_Short task:_
Seek out every line containing the word "Ctrl", and copy each.
(begin)
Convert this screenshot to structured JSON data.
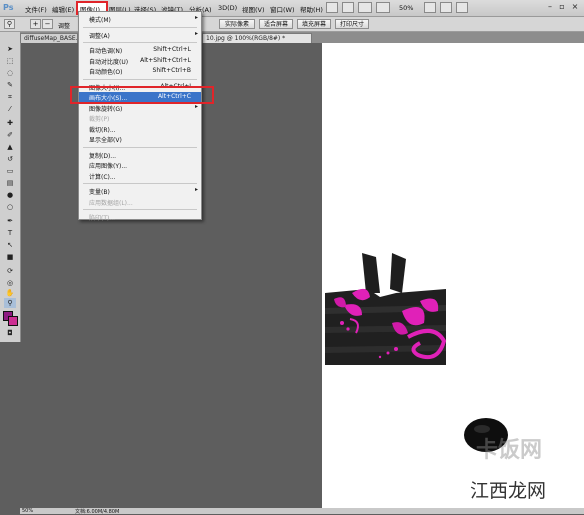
{
  "menubar": {
    "logo": "Ps",
    "items": [
      "文件(F)",
      "编辑(E)",
      "图像(I)",
      "图层(L)",
      "选择(S)",
      "滤镜(T)",
      "分析(A)",
      "3D(D)",
      "视图(V)",
      "窗口(W)",
      "帮助(H)"
    ],
    "zoom": "50%"
  },
  "options": {
    "checkbox_label": "调整",
    "buttons": [
      "实际像素",
      "适合屏幕",
      "填充屏幕",
      "打印尺寸"
    ]
  },
  "tabs": [
    "diffuseMap_BASE.d",
    "10.jpg @ 100%(RGB/8#) *"
  ],
  "image_menu": [
    {
      "label": "模式(M)",
      "shortcut": "",
      "submenu": true,
      "enabled": true
    },
    {
      "sep": true
    },
    {
      "label": "调整(A)",
      "shortcut": "",
      "submenu": true,
      "enabled": true
    },
    {
      "sep": true
    },
    {
      "label": "自动色调(N)",
      "shortcut": "Shift+Ctrl+L",
      "enabled": true
    },
    {
      "label": "自动对比度(U)",
      "shortcut": "Alt+Shift+Ctrl+L",
      "enabled": true
    },
    {
      "label": "自动颜色(O)",
      "shortcut": "Shift+Ctrl+B",
      "enabled": true
    },
    {
      "sep": true
    },
    {
      "label": "图像大小(I)...",
      "shortcut": "Alt+Ctrl+I",
      "enabled": true
    },
    {
      "label": "画布大小(S)...",
      "shortcut": "Alt+Ctrl+C",
      "enabled": true,
      "active": true
    },
    {
      "label": "图像旋转(G)",
      "shortcut": "",
      "submenu": true,
      "enabled": true
    },
    {
      "label": "裁剪(P)",
      "shortcut": "",
      "enabled": false
    },
    {
      "label": "裁切(R)...",
      "shortcut": "",
      "enabled": true
    },
    {
      "label": "显示全部(V)",
      "shortcut": "",
      "enabled": true
    },
    {
      "sep": true
    },
    {
      "label": "复制(D)...",
      "shortcut": "",
      "enabled": true
    },
    {
      "label": "应用图像(Y)...",
      "shortcut": "",
      "enabled": true
    },
    {
      "label": "计算(C)...",
      "shortcut": "",
      "enabled": true
    },
    {
      "sep": true
    },
    {
      "label": "变量(B)",
      "shortcut": "",
      "submenu": true,
      "enabled": true
    },
    {
      "label": "应用数据组(L)...",
      "shortcut": "",
      "enabled": false
    },
    {
      "sep": true
    },
    {
      "label": "陷印(T)...",
      "shortcut": "",
      "enabled": false
    }
  ],
  "watermark": "卡饭网",
  "watermark2": "江西龙网",
  "status": {
    "zoom": "50%",
    "doc": "文档:6.00M/4.80M"
  },
  "colors": {
    "foreground": "#8e1a82",
    "background": "#cc2f93",
    "highlight": "#e0252a",
    "active": "#3a74c9"
  }
}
(end)
_Response to this task:_
      "shortcut": "Shift+Ctrl+L",
      "shortcut": "Alt+Shift+Ctrl+L",
      "shortcut": "Shift+Ctrl+B",
      "shortcut": "Alt+Ctrl+I",
      "shortcut": "Alt+Ctrl+C",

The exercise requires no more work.